_Work required:_ Return all lines below containing the word "content".

Collection entries
**********

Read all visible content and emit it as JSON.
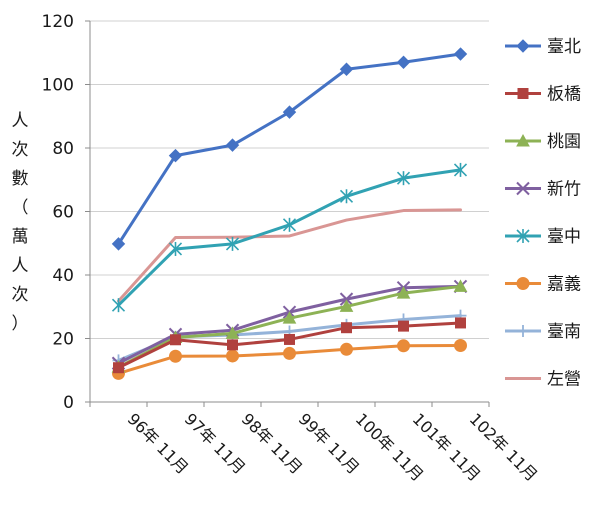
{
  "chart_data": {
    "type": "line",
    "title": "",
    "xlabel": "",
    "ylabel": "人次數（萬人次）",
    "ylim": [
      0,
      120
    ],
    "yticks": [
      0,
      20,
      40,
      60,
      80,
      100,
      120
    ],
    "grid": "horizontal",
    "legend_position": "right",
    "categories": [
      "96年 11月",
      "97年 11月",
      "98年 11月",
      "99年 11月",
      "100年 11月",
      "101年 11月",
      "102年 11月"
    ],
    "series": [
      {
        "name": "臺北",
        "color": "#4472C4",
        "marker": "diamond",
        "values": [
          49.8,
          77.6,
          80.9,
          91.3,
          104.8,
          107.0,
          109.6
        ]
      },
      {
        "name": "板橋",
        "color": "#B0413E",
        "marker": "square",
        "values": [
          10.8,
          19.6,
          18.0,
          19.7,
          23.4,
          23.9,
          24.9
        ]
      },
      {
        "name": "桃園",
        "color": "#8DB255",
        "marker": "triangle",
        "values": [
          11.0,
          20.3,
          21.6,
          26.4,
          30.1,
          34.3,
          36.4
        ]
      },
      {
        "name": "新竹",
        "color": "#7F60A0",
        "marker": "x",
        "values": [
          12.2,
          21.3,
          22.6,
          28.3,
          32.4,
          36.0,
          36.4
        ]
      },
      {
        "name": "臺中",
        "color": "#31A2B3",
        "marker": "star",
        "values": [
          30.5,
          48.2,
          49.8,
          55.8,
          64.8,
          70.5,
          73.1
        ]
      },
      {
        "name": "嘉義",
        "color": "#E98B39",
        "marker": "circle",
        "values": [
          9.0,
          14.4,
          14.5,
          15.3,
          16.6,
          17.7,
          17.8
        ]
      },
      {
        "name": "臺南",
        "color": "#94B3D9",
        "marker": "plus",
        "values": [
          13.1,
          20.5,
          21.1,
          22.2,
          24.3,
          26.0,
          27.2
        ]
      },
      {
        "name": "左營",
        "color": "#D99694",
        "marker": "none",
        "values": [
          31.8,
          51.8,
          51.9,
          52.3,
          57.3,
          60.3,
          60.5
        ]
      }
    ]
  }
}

**********

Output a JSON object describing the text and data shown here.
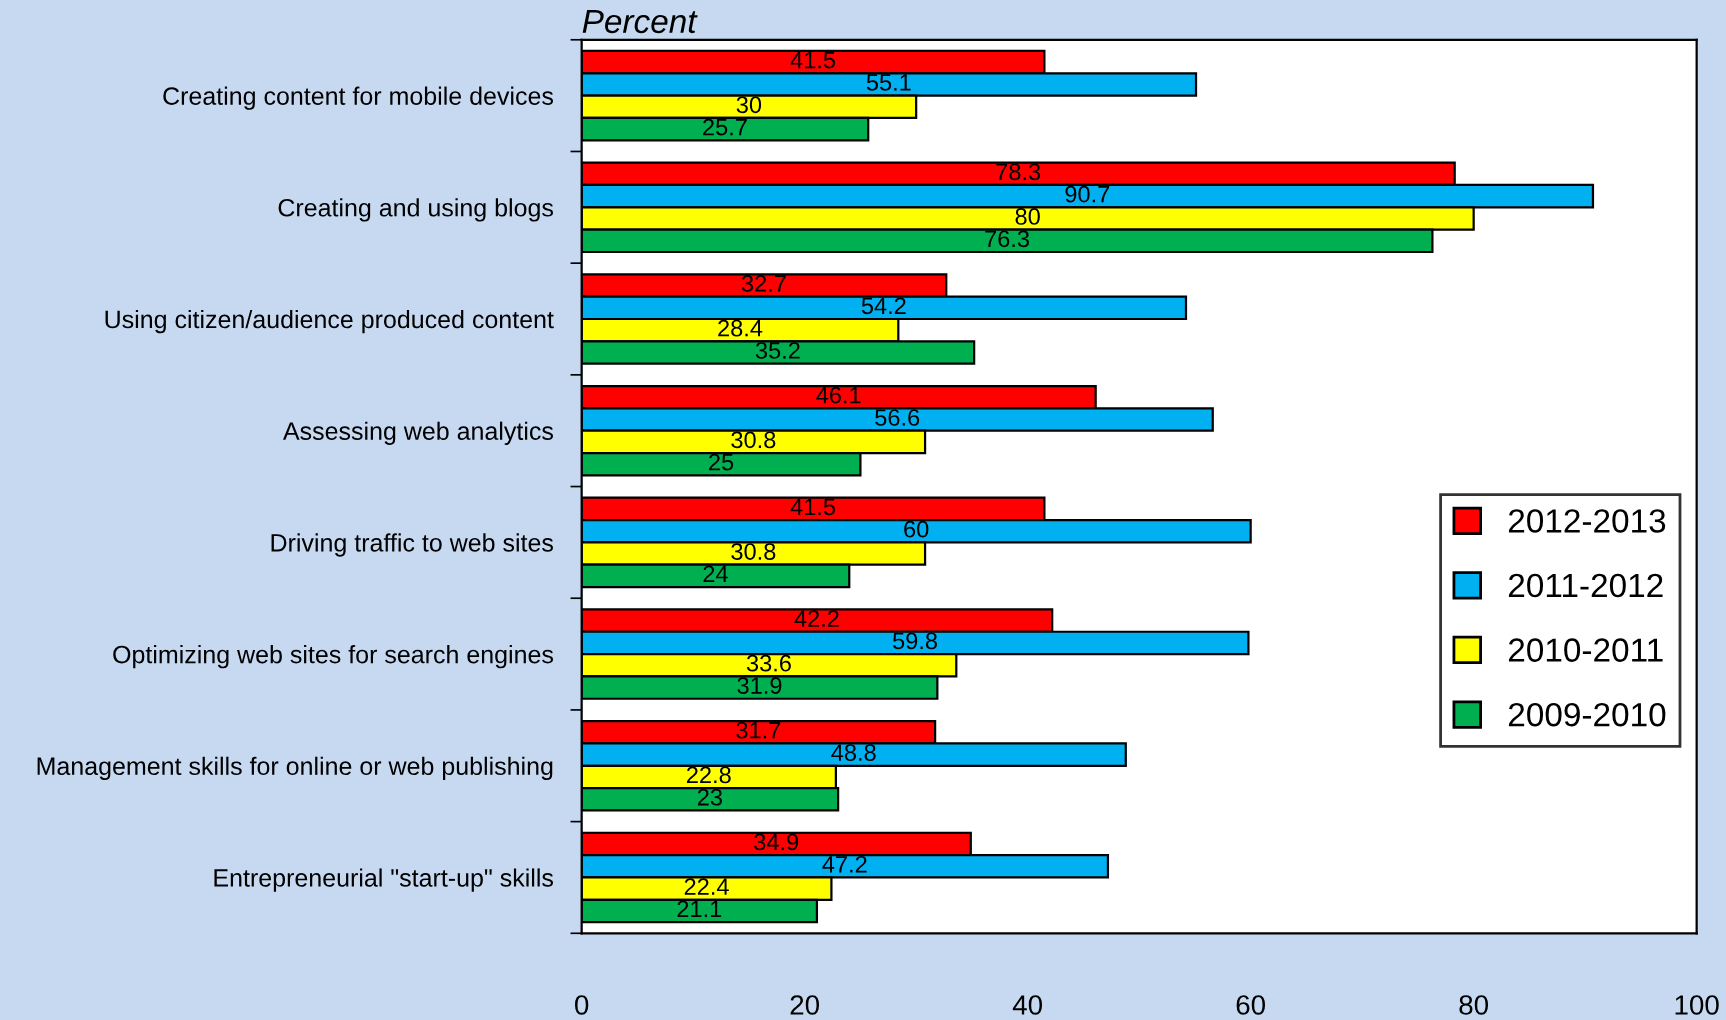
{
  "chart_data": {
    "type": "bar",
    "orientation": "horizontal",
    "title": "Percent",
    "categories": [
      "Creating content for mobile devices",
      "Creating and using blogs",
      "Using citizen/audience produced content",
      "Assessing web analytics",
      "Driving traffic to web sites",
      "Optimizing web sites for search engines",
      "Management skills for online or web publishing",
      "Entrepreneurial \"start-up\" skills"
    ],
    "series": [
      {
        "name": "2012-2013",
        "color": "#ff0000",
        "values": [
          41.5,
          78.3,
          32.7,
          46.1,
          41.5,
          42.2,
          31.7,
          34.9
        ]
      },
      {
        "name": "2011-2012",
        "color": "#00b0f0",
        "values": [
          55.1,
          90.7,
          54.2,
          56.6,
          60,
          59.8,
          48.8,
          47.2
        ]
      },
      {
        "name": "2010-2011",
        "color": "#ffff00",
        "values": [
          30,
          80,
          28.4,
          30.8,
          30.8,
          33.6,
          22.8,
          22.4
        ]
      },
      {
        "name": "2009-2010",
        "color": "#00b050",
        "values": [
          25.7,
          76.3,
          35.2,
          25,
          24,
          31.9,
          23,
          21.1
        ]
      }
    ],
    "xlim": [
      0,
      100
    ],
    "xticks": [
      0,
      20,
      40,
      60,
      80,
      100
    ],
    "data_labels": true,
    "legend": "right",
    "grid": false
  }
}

**********

_Reply:_
Read all visible content and emit it as JSON.
      "Creating content for mobile devices",
      "Using citizen/audience produced content",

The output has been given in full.